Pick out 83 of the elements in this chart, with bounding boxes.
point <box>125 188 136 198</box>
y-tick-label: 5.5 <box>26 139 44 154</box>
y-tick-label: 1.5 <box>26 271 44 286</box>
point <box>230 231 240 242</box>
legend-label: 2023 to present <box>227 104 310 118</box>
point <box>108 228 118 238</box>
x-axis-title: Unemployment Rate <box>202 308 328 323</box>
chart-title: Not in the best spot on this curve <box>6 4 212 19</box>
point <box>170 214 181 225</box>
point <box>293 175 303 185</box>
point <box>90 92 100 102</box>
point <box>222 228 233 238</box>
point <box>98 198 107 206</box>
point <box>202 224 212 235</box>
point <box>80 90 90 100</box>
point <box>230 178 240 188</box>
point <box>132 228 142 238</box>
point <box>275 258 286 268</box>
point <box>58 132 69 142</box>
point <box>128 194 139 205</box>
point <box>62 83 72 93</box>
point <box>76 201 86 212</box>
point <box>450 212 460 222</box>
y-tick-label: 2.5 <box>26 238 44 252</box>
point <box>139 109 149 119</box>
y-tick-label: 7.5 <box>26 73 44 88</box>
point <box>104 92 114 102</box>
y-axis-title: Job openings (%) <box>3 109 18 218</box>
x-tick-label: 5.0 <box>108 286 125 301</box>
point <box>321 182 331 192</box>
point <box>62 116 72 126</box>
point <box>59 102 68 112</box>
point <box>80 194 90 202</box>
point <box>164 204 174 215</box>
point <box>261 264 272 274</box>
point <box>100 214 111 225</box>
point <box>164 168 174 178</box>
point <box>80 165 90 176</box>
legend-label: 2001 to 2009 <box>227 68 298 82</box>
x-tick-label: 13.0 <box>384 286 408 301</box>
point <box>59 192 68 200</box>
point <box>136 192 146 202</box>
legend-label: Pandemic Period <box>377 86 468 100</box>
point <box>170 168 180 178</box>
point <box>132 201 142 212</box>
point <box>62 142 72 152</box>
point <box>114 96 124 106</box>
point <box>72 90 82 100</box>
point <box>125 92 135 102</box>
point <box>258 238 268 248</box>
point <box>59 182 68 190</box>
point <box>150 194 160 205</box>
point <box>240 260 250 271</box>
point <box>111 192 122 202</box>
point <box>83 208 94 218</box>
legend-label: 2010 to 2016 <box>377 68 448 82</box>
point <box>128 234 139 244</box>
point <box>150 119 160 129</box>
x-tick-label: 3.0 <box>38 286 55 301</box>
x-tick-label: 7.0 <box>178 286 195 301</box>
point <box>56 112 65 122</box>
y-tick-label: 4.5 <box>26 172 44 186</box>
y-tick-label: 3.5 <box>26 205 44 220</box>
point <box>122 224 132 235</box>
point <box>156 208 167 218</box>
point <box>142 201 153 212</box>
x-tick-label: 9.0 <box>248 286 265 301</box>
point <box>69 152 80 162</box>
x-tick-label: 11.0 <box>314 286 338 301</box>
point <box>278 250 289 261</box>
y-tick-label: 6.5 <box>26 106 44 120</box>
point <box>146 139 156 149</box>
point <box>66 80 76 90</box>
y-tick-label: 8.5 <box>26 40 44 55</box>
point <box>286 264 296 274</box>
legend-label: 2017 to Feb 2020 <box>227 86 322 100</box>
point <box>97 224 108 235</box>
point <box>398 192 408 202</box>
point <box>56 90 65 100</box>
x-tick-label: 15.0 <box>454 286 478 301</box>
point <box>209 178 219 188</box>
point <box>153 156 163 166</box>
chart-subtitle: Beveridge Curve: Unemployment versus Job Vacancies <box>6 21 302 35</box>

Aim: Please reproduce every row above word for word, without changing anything.

Finished task:
Pick out 83 of the elements in this chart, with bounding boxes.
point <box>125 188 136 198</box>
y-tick-label: 5.5 <box>26 139 44 154</box>
y-tick-label: 1.5 <box>26 271 44 286</box>
point <box>230 231 240 242</box>
legend-label: 2023 to present <box>227 104 310 118</box>
point <box>108 228 118 238</box>
x-axis-title: Unemployment Rate <box>202 308 328 323</box>
chart-title: Not in the best spot on this curve <box>6 4 212 19</box>
point <box>170 214 181 225</box>
point <box>293 175 303 185</box>
point <box>90 92 100 102</box>
point <box>222 228 233 238</box>
point <box>98 198 107 206</box>
point <box>202 224 212 235</box>
point <box>80 90 90 100</box>
point <box>230 178 240 188</box>
point <box>132 228 142 238</box>
point <box>275 258 286 268</box>
point <box>58 132 69 142</box>
point <box>128 194 139 205</box>
point <box>62 83 72 93</box>
point <box>76 201 86 212</box>
point <box>450 212 460 222</box>
y-tick-label: 2.5 <box>26 238 44 252</box>
point <box>139 109 149 119</box>
y-tick-label: 7.5 <box>26 73 44 88</box>
point <box>104 92 114 102</box>
y-axis-title: Job openings (%) <box>3 109 18 218</box>
x-tick-label: 5.0 <box>108 286 125 301</box>
point <box>321 182 331 192</box>
point <box>62 116 72 126</box>
point <box>59 102 68 112</box>
point <box>80 194 90 202</box>
point <box>164 204 174 215</box>
point <box>261 264 272 274</box>
point <box>100 214 111 225</box>
point <box>164 168 174 178</box>
point <box>80 165 90 176</box>
legend-label: 2001 to 2009 <box>227 68 298 82</box>
x-tick-label: 13.0 <box>384 286 408 301</box>
point <box>59 192 68 200</box>
point <box>136 192 146 202</box>
legend-label: Pandemic Period <box>377 86 468 100</box>
point <box>170 168 180 178</box>
point <box>132 201 142 212</box>
point <box>62 142 72 152</box>
point <box>114 96 124 106</box>
point <box>72 90 82 100</box>
point <box>125 92 135 102</box>
point <box>258 238 268 248</box>
point <box>59 182 68 190</box>
point <box>150 194 160 205</box>
point <box>240 260 250 271</box>
point <box>111 192 122 202</box>
point <box>83 208 94 218</box>
legend-label: 2010 to 2016 <box>377 68 448 82</box>
point <box>128 234 139 244</box>
point <box>150 119 160 129</box>
x-tick-label: 3.0 <box>38 286 55 301</box>
x-tick-label: 7.0 <box>178 286 195 301</box>
point <box>56 112 65 122</box>
y-tick-label: 4.5 <box>26 172 44 186</box>
y-tick-label: 3.5 <box>26 205 44 220</box>
point <box>122 224 132 235</box>
point <box>156 208 167 218</box>
point <box>142 201 153 212</box>
x-tick-label: 9.0 <box>248 286 265 301</box>
point <box>69 152 80 162</box>
x-tick-label: 11.0 <box>314 286 338 301</box>
point <box>278 250 289 261</box>
y-tick-label: 6.5 <box>26 106 44 120</box>
point <box>146 139 156 149</box>
point <box>66 80 76 90</box>
y-tick-label: 8.5 <box>26 40 44 55</box>
point <box>286 264 296 274</box>
legend-label: 2017 to Feb 2020 <box>227 86 322 100</box>
point <box>97 224 108 235</box>
point <box>398 192 408 202</box>
point <box>56 90 65 100</box>
x-tick-label: 15.0 <box>454 286 478 301</box>
point <box>209 178 219 188</box>
point <box>153 156 163 166</box>
chart-subtitle: Beveridge Curve: Unemployment versus Job Vacancies <box>6 21 302 35</box>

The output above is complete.